### [Task brief]
Copy out all the entries exactly.
>> START Given data
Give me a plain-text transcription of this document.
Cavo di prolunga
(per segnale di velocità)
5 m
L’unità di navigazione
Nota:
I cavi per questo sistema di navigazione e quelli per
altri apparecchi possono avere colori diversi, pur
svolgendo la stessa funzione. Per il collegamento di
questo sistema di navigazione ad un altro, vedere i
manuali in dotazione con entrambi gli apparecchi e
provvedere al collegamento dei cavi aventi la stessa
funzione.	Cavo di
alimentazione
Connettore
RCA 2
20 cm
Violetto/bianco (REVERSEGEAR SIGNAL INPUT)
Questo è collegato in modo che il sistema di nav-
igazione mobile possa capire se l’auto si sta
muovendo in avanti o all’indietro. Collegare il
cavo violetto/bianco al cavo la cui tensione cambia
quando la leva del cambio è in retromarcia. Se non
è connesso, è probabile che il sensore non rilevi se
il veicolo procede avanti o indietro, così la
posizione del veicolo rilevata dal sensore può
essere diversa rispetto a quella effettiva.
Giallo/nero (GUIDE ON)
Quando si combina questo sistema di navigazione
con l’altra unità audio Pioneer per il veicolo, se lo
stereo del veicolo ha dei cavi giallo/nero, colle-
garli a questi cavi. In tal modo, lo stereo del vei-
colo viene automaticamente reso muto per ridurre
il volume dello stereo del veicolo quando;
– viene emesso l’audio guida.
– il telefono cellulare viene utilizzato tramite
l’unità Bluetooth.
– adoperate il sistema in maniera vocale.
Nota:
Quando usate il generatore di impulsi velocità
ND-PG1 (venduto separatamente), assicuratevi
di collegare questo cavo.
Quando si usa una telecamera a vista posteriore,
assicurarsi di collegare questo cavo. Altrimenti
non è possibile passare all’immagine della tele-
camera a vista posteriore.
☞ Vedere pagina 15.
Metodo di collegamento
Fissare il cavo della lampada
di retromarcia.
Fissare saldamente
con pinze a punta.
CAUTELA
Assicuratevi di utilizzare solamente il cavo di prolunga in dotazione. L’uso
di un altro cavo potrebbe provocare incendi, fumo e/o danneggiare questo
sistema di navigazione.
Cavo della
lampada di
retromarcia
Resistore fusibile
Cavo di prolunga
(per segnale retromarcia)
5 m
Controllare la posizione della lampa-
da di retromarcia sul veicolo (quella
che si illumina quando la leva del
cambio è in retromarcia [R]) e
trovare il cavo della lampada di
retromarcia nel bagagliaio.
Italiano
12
>> END Given data
### [Response to the exercise]
Give me a plain-text transcription of this document.
Cavo di prolunga
(per segnale di velocità)
5 m
L’unità di navigazione
Nota:
I cavi per questo sistema di navigazione e quelli per
altri apparecchi possono avere colori diversi, pur
svolgendo la stessa funzione. Per il collegamento di
questo sistema di navigazione ad un altro, vedere i
manuali in dotazione con entrambi gli apparecchi e
provvedere al collegamento dei cavi aventi la stessa
funzione.	Cavo di
alimentazione
Connettore
RCA 2
20 cm
Violetto/bianco (REVERSEGEAR SIGNAL INPUT)
Questo è collegato in modo che il sistema di nav-
igazione mobile possa capire se l’auto si sta
muovendo in avanti o all’indietro. Collegare il
cavo violetto/bianco al cavo la cui tensione cambia
quando la leva del cambio è in retromarcia. Se non
è connesso, è probabile che il sensore non rilevi se
il veicolo procede avanti o indietro, così la
posizione del veicolo rilevata dal sensore può
essere diversa rispetto a quella effettiva.
Giallo/nero (GUIDE ON)
Quando si combina questo sistema di navigazione
con l’altra unità audio Pioneer per il veicolo, se lo
stereo del veicolo ha dei cavi giallo/nero, colle-
garli a questi cavi. In tal modo, lo stereo del vei-
colo viene automaticamente reso muto per ridurre
il volume dello stereo del veicolo quando;
– viene emesso l’audio guida.
– il telefono cellulare viene utilizzato tramite
l’unità Bluetooth.
– adoperate il sistema in maniera vocale.
Nota:
Quando usate il generatore di impulsi velocità
ND-PG1 (venduto separatamente), assicuratevi
di collegare questo cavo.
Quando si usa una telecamera a vista posteriore,
assicurarsi di collegare questo cavo. Altrimenti
non è possibile passare all’immagine della tele-
camera a vista posteriore.
☞ Vedere pagina 15.
Metodo di collegamento
Fissare il cavo della lampada
di retromarcia.
Fissare saldamente
con pinze a punta.
CAUTELA
Assicuratevi di utilizzare solamente il cavo di prolunga in dotazione. L’uso
di un altro cavo potrebbe provocare incendi, fumo e/o danneggiare questo
sistema di navigazione.
Cavo della
lampada di
retromarcia
Resistore fusibile
Cavo di prolunga
(per segnale retromarcia)
5 m
Controllare la posizione della lampa-
da di retromarcia sul veicolo (quella
che si illumina quando la leva del
cambio è in retromarcia [R]) e
trovare il cavo della lampada di
retromarcia nel bagagliaio.
Italiano
12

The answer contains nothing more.